[Dataset items]
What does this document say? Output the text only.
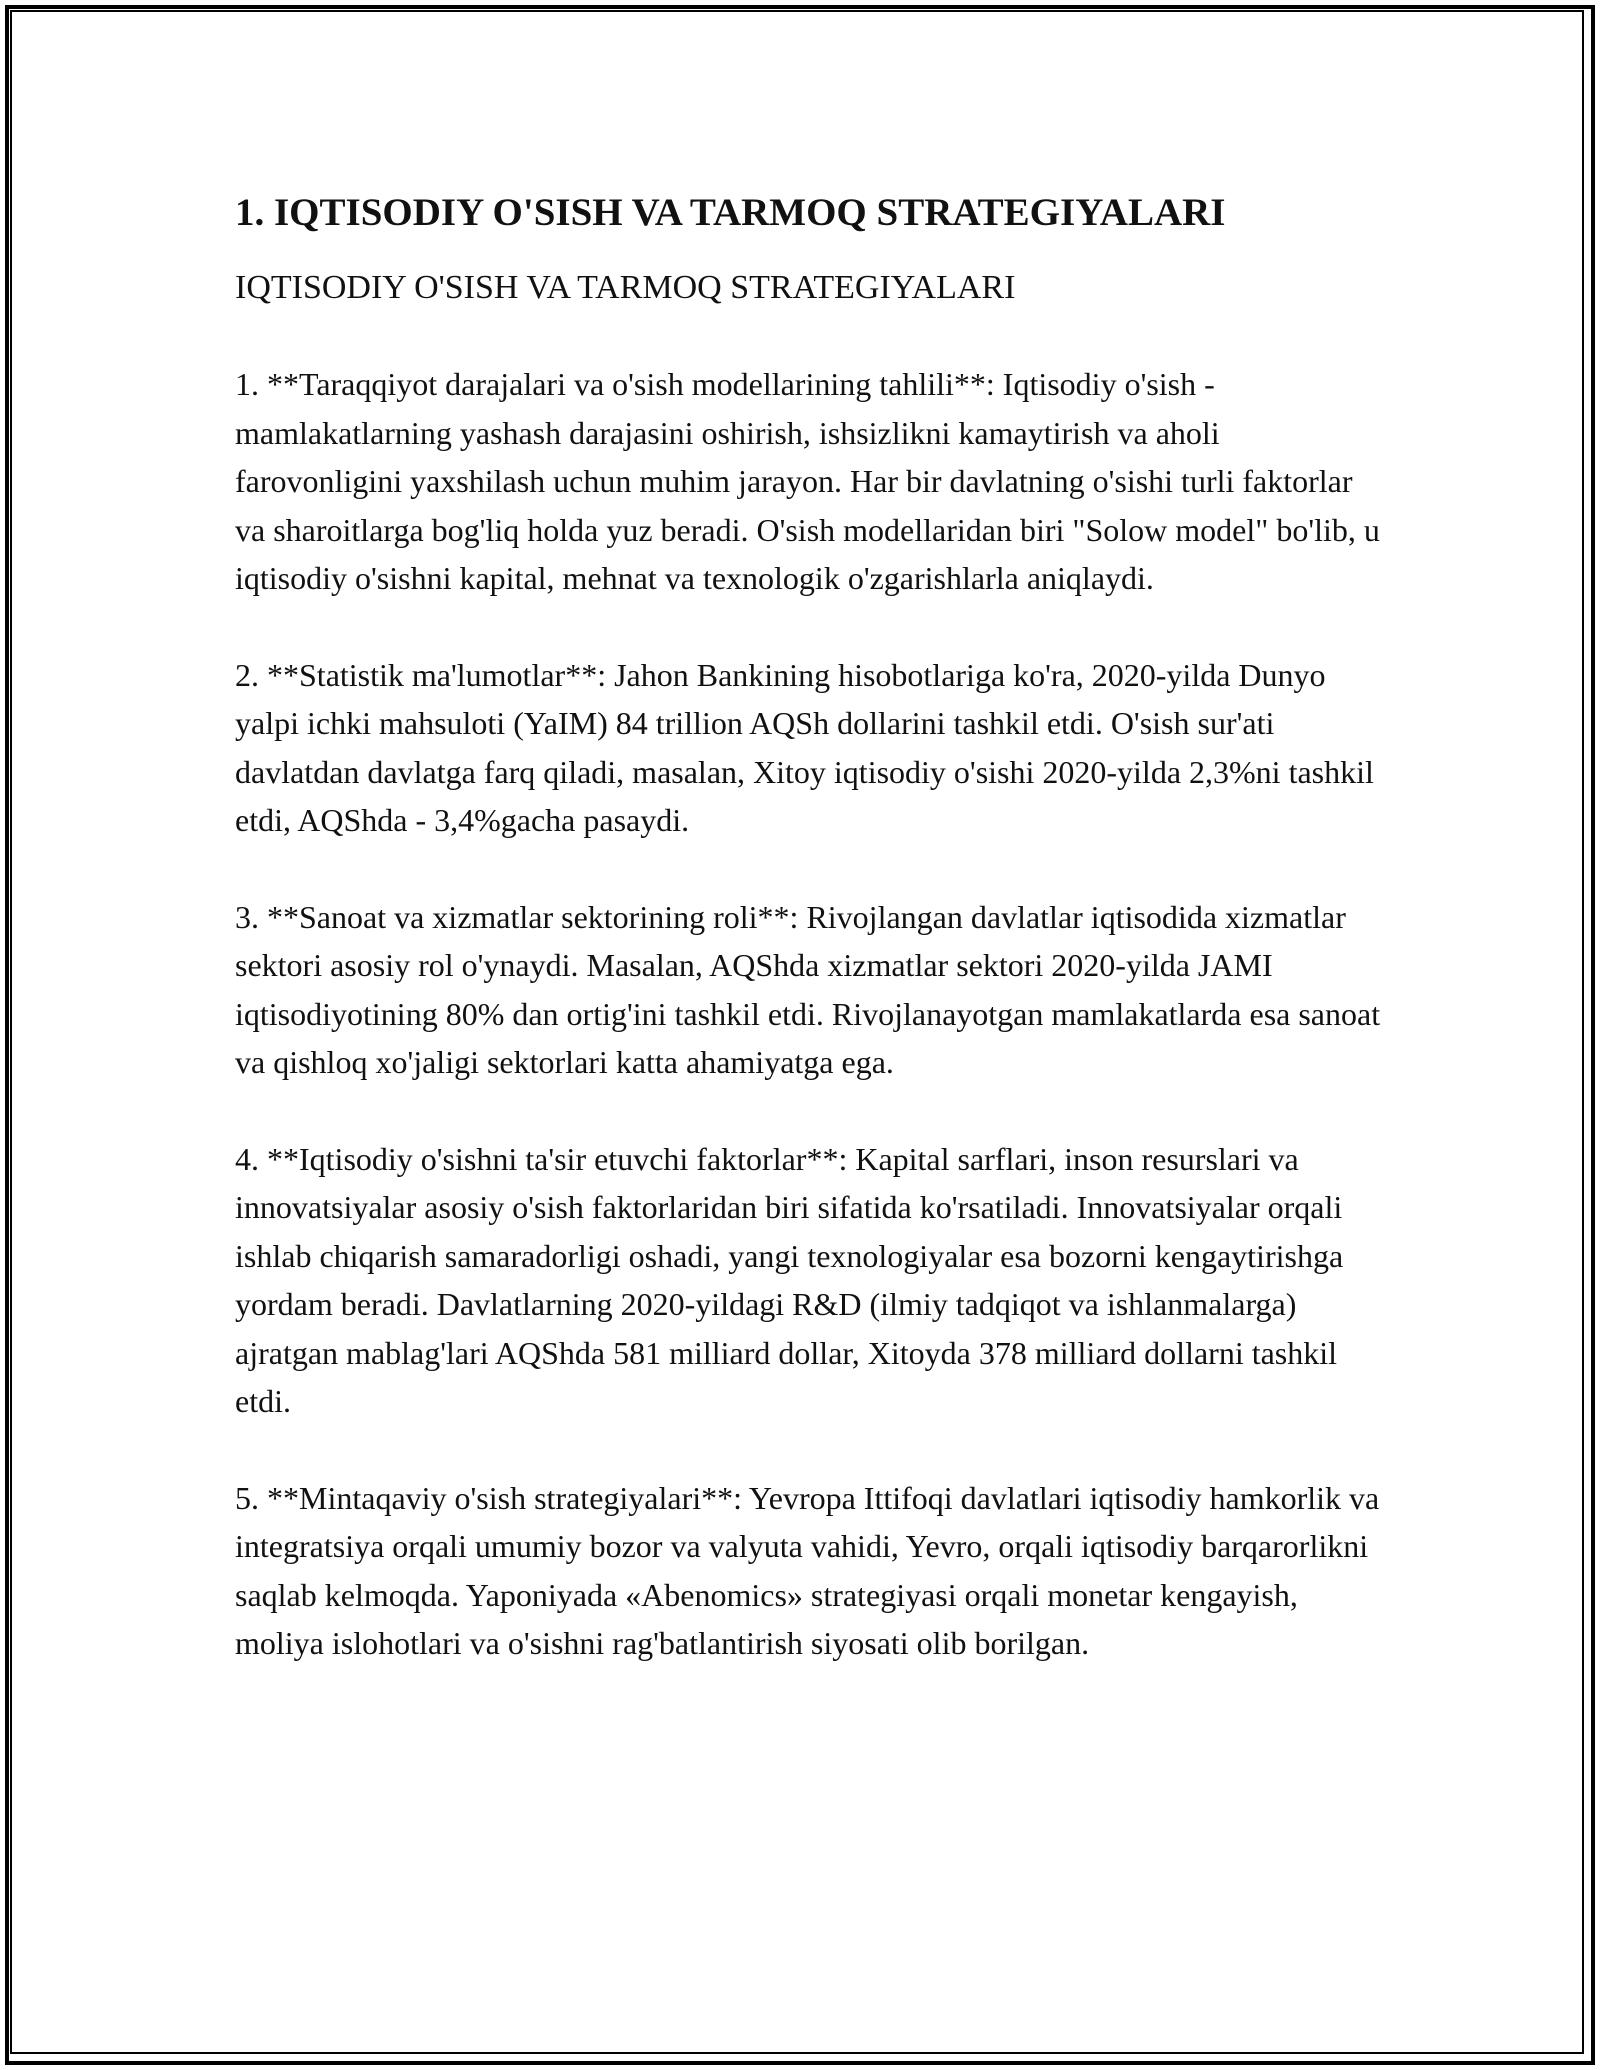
1. IQTISODIY O'SISH VA TARMOQ STRATEGIYALARI

IQTISODIY O'SISH VA TARMOQ STRATEGIYALARI

1. **Taraqqiyot darajalari va o'sish modellarining tahlili**: Iqtisodiy o'sish - mamlakatlarning yashash darajasini oshirish, ishsizlikni kamaytirish va aholi farovonligini yaxshilash uchun muhim jarayon. Har bir davlatning o'sishi turli faktorlar va sharoitlarga bog'liq holda yuz beradi. O'sish modellaridan biri "Solow model" bo'lib, u iqtisodiy o'sishni kapital, mehnat va texnologik o'zgarishlarla aniqlaydi.

2. **Statistik ma'lumotlar**: Jahon Bankining hisobotlariga ko'ra, 2020-yilda Dunyo yalpi ichki mahsuloti (YaIM) 84 trillion AQSh dollarini tashkil etdi. O'sish sur'ati davlatdan davlatga farq qiladi, masalan, Xitoy iqtisodiy o'sishi 2020-yilda 2,3%ni tashkil etdi, AQShda - 3,4%gacha pasaydi.

3. **Sanoat va xizmatlar sektorining roli**: Rivojlangan davlatlar iqtisodida xizmatlar sektori asosiy rol o'ynaydi. Masalan, AQShda xizmatlar sektori 2020-yilda JAMI iqtisodiyotining 80% dan ortig'ini tashkil etdi. Rivojlanayotgan mamlakatlarda esa sanoat va qishloq xo'jaligi sektorlari katta ahamiyatga ega.

4. **Iqtisodiy o'sishni ta'sir etuvchi faktorlar**: Kapital sarflari, inson resurslari va innovatsiyalar asosiy o'sish faktorlaridan biri sifatida ko'rsatiladi. Innovatsiyalar orqali ishlab chiqarish samaradorligi oshadi, yangi texnologiyalar esa bozorni kengaytirishga yordam beradi. Davlatlarning 2020-yildagi R&D (ilmiy tadqiqot va ishlanmalarga) ajratgan mablag'lari AQShda 581 milliard dollar, Xitoyda 378 milliard dollarni tashkil etdi.

5. **Mintaqaviy o'sish strategiyalari**: Yevropa Ittifoqi davlatlari iqtisodiy hamkorlik va integratsiya orqali umumiy bozor va valyuta vahidi, Yevro, orqali iqtisodiy barqarorlikni saqlab kelmoqda. Yaponiyada «Abenomics» strategiyasi orqali monetar kengayish, moliya islohotlari va o'sishni rag'batlantirish siyosati olib borilgan.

Job: Reproduce the entries above word for word. Pictures stay out.

Correct response:
What does this document say? Output the text only.
1. IQTISODIY O'SISH VA TARMOQ STRATEGIYALARI

IQTISODIY O'SISH VA TARMOQ STRATEGIYALARI

1. **Taraqqiyot darajalari va o'sish modellarining tahlili**: Iqtisodiy o'sish - mamlakatlarning yashash darajasini oshirish, ishsizlikni kamaytirish va aholi farovonligini yaxshilash uchun muhim jarayon. Har bir davlatning o'sishi turli faktorlar va sharoitlarga bog'liq holda yuz beradi. O'sish modellaridan biri "Solow model" bo'lib, u iqtisodiy o'sishni kapital, mehnat va texnologik o'zgarishlarla aniqlaydi.

2. **Statistik ma'lumotlar**: Jahon Bankining hisobotlariga ko'ra, 2020-yilda Dunyo yalpi ichki mahsuloti (YaIM) 84 trillion AQSh dollarini tashkil etdi. O'sish sur'ati davlatdan davlatga farq qiladi, masalan, Xitoy iqtisodiy o'sishi 2020-yilda 2,3%ni tashkil etdi, AQShda - 3,4%gacha pasaydi.

3. **Sanoat va xizmatlar sektorining roli**: Rivojlangan davlatlar iqtisodida xizmatlar sektori asosiy rol o'ynaydi. Masalan, AQShda xizmatlar sektori 2020-yilda JAMI iqtisodiyotining 80% dan ortig'ini tashkil etdi. Rivojlanayotgan mamlakatlarda esa sanoat va qishloq xo'jaligi sektorlari katta ahamiyatga ega.

4. **Iqtisodiy o'sishni ta'sir etuvchi faktorlar**: Kapital sarflari, inson resurslari va innovatsiyalar asosiy o'sish faktorlaridan biri sifatida ko'rsatiladi. Innovatsiyalar orqali ishlab chiqarish samaradorligi oshadi, yangi texnologiyalar esa bozorni kengaytirishga yordam beradi. Davlatlarning 2020-yildagi R&D (ilmiy tadqiqot va ishlanmalarga) ajratgan mablag'lari AQShda 581 milliard dollar, Xitoyda 378 milliard dollarni tashkil etdi.

5. **Mintaqaviy o'sish strategiyalari**: Yevropa Ittifoqi davlatlari iqtisodiy hamkorlik va integratsiya orqali umumiy bozor va valyuta vahidi, Yevro, orqali iqtisodiy barqarorlikni saqlab kelmoqda. Yaponiyada «Abenomics» strategiyasi orqali monetar kengayish, moliya islohotlari va o'sishni rag'batlantirish siyosati olib borilgan.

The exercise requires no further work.